# Work to do
Omit all images. Transcribe the rest of the material below exactly.

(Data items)

────────────────────

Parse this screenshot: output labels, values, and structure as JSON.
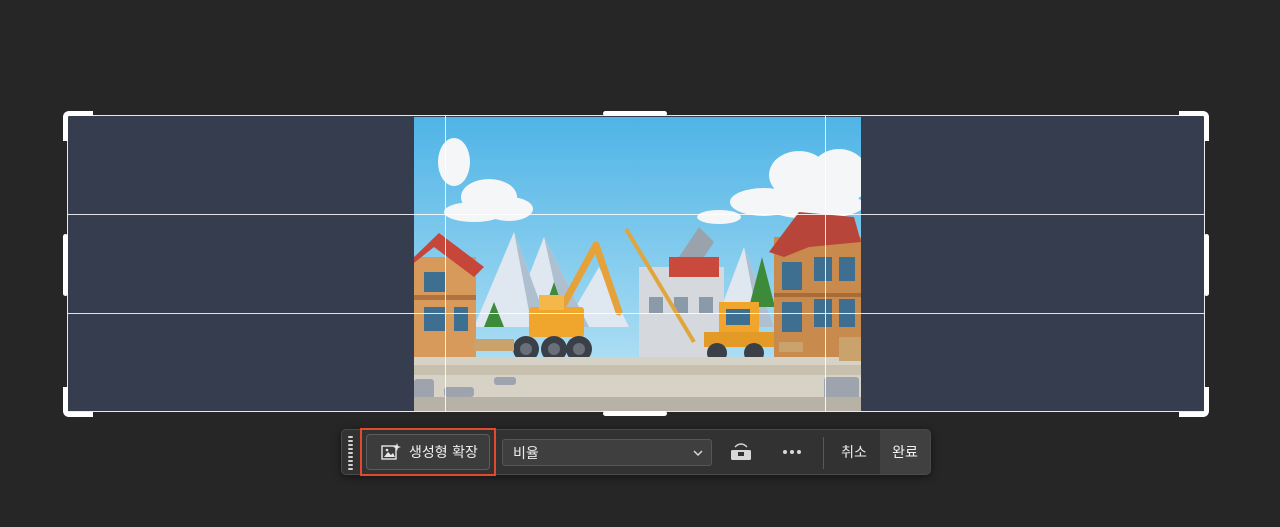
{
  "canvas": {
    "image_description_icon": "construction-scene-image"
  },
  "taskbar": {
    "generative_expand_label": "생성형 확장",
    "generative_expand_icon": "generative-expand-icon",
    "ratio_value": "비율",
    "straighten_icon": "straighten-icon",
    "more_icon": "more-options-icon",
    "cancel_label": "취소",
    "done_label": "완료"
  },
  "colors": {
    "canvas_fill": "#353d4f",
    "highlight_border": "#e24a2e",
    "taskbar_bg": "#323232"
  }
}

────────────────────

# Solution for this problem
Parse this screenshot: output labels, values, and structure as JSON.
{
  "canvas": {
    "image_description_icon": "construction-scene-image"
  },
  "taskbar": {
    "generative_expand_label": "생성형 확장",
    "generative_expand_icon": "generative-expand-icon",
    "ratio_value": "비율",
    "straighten_icon": "straighten-icon",
    "more_icon": "more-options-icon",
    "cancel_label": "취소",
    "done_label": "완료"
  },
  "colors": {
    "canvas_fill": "#353d4f",
    "highlight_border": "#e24a2e",
    "taskbar_bg": "#323232"
  }
}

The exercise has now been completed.